* Goal
Can you reproduce the rows below word for word, omitting the pictures?

* start *

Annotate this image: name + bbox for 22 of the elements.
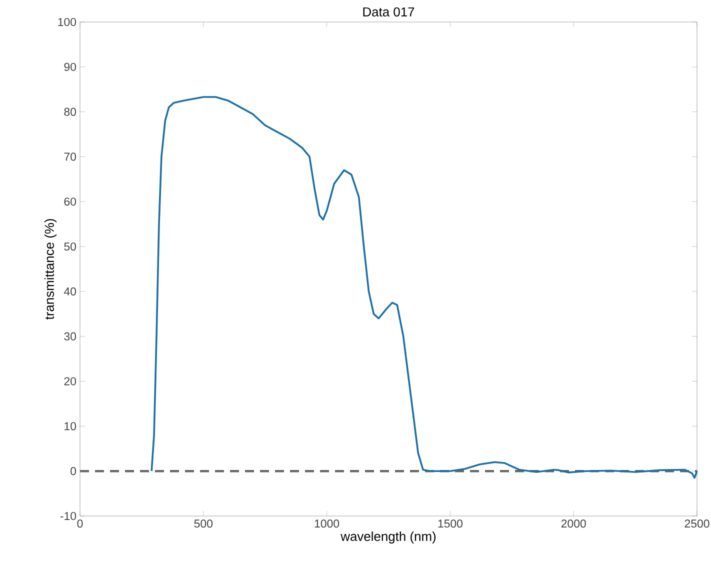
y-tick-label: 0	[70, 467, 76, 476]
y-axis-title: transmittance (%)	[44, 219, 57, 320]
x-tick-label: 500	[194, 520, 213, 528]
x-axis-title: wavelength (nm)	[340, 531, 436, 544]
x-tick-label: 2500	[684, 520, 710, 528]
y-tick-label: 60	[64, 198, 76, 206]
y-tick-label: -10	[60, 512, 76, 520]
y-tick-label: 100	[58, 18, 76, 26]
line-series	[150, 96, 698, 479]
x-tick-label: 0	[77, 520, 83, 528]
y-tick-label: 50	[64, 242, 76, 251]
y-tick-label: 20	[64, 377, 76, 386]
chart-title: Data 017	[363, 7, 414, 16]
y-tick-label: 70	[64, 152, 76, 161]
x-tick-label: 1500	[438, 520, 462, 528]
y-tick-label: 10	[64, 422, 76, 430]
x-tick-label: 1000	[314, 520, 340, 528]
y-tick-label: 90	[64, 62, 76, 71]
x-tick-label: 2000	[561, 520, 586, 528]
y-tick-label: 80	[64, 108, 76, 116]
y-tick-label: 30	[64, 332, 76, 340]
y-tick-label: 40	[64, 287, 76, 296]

* end *

* Correct response
Annotate this image: name + bbox for 22 of the elements.
y-tick-label: 0	[70, 467, 76, 476]
y-axis-title: transmittance (%)	[44, 219, 57, 320]
x-tick-label: 500	[194, 520, 213, 528]
x-axis-title: wavelength (nm)	[340, 531, 436, 544]
x-tick-label: 2500	[684, 520, 710, 528]
y-tick-label: 60	[64, 198, 76, 206]
y-tick-label: -10	[60, 512, 76, 520]
y-tick-label: 100	[58, 18, 76, 26]
line-series	[150, 96, 698, 479]
x-tick-label: 0	[77, 520, 83, 528]
y-tick-label: 50	[64, 242, 76, 251]
y-tick-label: 20	[64, 377, 76, 386]
chart-title: Data 017	[363, 7, 414, 16]
y-tick-label: 70	[64, 152, 76, 161]
x-tick-label: 1500	[438, 520, 462, 528]
y-tick-label: 10	[64, 422, 76, 430]
x-tick-label: 1000	[314, 520, 340, 528]
y-tick-label: 90	[64, 62, 76, 71]
x-tick-label: 2000	[561, 520, 586, 528]
y-tick-label: 80	[64, 108, 76, 116]
y-tick-label: 30	[64, 332, 76, 340]
y-tick-label: 40	[64, 287, 76, 296]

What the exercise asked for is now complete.